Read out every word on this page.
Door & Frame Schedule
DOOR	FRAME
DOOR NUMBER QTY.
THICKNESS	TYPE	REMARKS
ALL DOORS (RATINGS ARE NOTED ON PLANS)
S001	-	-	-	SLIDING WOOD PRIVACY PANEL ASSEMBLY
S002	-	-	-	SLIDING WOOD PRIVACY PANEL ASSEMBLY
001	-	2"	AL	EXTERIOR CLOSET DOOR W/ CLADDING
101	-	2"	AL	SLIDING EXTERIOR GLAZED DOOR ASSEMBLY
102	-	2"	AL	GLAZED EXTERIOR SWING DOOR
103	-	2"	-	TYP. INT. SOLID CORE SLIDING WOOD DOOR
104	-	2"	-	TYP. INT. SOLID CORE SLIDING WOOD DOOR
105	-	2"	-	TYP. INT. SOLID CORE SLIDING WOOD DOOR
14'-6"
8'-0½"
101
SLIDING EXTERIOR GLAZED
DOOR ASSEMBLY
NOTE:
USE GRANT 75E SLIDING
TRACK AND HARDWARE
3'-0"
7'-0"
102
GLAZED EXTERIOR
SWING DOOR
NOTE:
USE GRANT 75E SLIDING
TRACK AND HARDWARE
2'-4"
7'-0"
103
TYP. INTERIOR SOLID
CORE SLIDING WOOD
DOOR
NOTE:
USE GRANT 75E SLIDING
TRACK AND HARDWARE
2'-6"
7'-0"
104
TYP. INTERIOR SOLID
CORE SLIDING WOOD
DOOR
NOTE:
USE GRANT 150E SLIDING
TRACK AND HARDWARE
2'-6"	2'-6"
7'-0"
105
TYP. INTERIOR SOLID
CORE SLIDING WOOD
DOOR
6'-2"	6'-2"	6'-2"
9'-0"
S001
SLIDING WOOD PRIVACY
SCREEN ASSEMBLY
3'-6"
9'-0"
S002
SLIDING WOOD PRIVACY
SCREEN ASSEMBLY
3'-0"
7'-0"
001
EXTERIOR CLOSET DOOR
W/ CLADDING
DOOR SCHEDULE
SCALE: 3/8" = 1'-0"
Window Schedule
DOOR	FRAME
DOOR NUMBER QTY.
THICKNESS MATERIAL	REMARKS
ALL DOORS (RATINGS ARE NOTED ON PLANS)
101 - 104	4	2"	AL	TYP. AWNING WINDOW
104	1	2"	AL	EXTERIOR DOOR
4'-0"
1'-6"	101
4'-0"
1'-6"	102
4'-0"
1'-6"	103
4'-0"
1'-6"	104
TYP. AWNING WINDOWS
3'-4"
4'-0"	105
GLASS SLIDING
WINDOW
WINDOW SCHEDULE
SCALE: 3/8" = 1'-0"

═══

Write an exact transcription of every entry above.

Read out every word on this page.
Door & Frame Schedule
DOOR	FRAME
DOOR NUMBER QTY.
THICKNESS	TYPE	REMARKS
ALL DOORS (RATINGS ARE NOTED ON PLANS)
S001	-	-	-	SLIDING WOOD PRIVACY PANEL ASSEMBLY
S002	-	-	-	SLIDING WOOD PRIVACY PANEL ASSEMBLY
001	-	2"	AL	EXTERIOR CLOSET DOOR W/ CLADDING
101	-	2"	AL	SLIDING EXTERIOR GLAZED DOOR ASSEMBLY
102	-	2"	AL	GLAZED EXTERIOR SWING DOOR
103	-	2"	-	TYP. INT. SOLID CORE SLIDING WOOD DOOR
104	-	2"	-	TYP. INT. SOLID CORE SLIDING WOOD DOOR
105	-	2"	-	TYP. INT. SOLID CORE SLIDING WOOD DOOR
14'-6"
8'-0½"
101
SLIDING EXTERIOR GLAZED
DOOR ASSEMBLY
NOTE:
USE GRANT 75E SLIDING
TRACK AND HARDWARE
3'-0"
7'-0"
102
GLAZED EXTERIOR
SWING DOOR
NOTE:
USE GRANT 75E SLIDING
TRACK AND HARDWARE
2'-4"
7'-0"
103
TYP. INTERIOR SOLID
CORE SLIDING WOOD
DOOR
NOTE:
USE GRANT 75E SLIDING
TRACK AND HARDWARE
2'-6"
7'-0"
104
TYP. INTERIOR SOLID
CORE SLIDING WOOD
DOOR
NOTE:
USE GRANT 150E SLIDING
TRACK AND HARDWARE
2'-6"	2'-6"
7'-0"
105
TYP. INTERIOR SOLID
CORE SLIDING WOOD
DOOR
6'-2"	6'-2"	6'-2"
9'-0"
S001
SLIDING WOOD PRIVACY
SCREEN ASSEMBLY
3'-6"
9'-0"
S002
SLIDING WOOD PRIVACY
SCREEN ASSEMBLY
3'-0"
7'-0"
001
EXTERIOR CLOSET DOOR
W/ CLADDING
DOOR SCHEDULE
SCALE: 3/8" = 1'-0"
Window Schedule
DOOR	FRAME
DOOR NUMBER QTY.
THICKNESS MATERIAL	REMARKS
ALL DOORS (RATINGS ARE NOTED ON PLANS)
101 - 104	4	2"	AL	TYP. AWNING WINDOW
104	1	2"	AL	EXTERIOR DOOR
4'-0"
1'-6"	101
4'-0"
1'-6"	102
4'-0"
1'-6"	103
4'-0"
1'-6"	104
TYP. AWNING WINDOWS
3'-4"
4'-0"	105
GLASS SLIDING
WINDOW
WINDOW SCHEDULE
SCALE: 3/8" = 1'-0"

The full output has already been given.